- **Exercise instructions**
Filter these entries, keeping only lines that hold the word "screenshot".

[Stored data]
-- start --
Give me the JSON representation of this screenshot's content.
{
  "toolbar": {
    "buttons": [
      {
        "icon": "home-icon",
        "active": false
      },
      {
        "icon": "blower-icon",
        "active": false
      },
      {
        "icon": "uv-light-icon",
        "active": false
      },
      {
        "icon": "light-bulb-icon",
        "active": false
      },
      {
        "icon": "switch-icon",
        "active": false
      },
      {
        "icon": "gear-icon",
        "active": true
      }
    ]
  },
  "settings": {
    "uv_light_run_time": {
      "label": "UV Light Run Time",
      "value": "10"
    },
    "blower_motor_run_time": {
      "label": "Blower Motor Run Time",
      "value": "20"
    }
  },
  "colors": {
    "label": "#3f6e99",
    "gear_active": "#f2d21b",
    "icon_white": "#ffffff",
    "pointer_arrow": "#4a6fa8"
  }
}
-- end --
-- start --
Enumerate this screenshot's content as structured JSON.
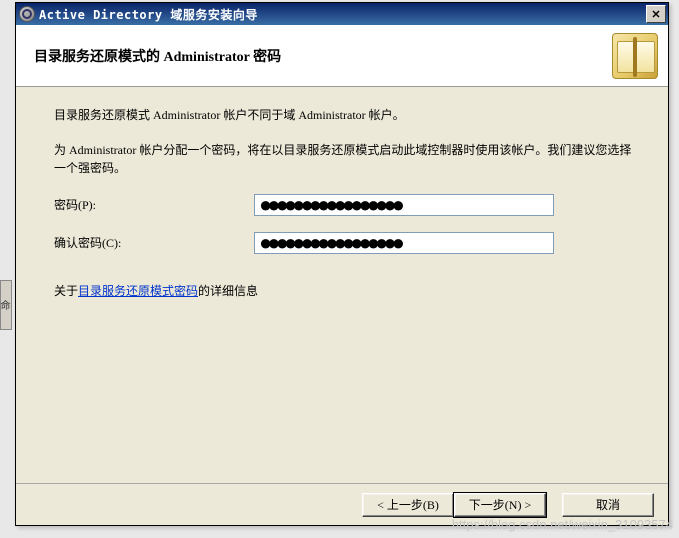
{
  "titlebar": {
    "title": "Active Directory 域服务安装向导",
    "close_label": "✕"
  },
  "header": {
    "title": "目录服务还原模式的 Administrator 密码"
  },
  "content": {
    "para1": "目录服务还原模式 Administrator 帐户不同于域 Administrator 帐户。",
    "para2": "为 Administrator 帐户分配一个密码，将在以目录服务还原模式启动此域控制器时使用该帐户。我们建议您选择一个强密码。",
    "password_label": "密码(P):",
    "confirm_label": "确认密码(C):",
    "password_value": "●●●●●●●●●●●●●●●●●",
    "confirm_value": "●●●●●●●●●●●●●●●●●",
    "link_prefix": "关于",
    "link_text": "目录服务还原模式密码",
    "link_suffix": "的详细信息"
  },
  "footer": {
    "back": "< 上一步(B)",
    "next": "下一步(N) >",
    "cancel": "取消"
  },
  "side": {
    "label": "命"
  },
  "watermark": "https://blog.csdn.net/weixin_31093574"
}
-- end --
-- start --
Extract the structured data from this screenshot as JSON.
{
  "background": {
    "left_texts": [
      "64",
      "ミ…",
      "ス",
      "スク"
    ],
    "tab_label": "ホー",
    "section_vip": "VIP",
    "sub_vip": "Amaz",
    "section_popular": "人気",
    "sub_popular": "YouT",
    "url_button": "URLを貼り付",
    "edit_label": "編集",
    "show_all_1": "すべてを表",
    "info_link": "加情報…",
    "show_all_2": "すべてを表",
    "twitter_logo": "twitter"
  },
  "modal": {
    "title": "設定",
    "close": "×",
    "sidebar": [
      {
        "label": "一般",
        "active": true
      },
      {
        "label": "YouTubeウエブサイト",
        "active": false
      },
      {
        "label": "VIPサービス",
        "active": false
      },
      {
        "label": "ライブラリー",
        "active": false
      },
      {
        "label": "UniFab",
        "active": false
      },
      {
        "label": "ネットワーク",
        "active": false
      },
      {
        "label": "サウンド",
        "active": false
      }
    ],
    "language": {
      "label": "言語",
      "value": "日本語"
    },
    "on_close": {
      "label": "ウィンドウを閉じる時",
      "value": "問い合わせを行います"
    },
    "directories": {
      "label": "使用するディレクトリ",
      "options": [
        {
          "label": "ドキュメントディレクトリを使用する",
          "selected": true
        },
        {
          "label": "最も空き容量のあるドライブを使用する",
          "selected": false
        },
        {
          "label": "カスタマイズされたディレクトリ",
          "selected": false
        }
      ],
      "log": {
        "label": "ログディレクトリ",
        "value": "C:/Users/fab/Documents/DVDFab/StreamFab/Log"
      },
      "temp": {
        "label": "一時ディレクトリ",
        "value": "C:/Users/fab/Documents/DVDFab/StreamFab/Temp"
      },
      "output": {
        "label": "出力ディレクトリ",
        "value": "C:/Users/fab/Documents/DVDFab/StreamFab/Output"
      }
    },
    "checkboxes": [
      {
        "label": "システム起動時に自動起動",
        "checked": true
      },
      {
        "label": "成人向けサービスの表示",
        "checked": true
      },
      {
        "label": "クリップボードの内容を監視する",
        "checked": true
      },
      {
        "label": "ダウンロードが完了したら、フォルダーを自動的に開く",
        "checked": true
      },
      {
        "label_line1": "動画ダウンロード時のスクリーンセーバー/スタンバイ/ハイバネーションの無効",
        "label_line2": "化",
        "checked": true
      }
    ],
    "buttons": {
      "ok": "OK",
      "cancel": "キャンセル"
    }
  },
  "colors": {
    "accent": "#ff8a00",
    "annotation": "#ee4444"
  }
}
-- end --
- **Task result**
Give me the JSON representation of this screenshot's content.
Enumerate this screenshot's content as structured JSON.
Extract the structured data from this screenshot as JSON.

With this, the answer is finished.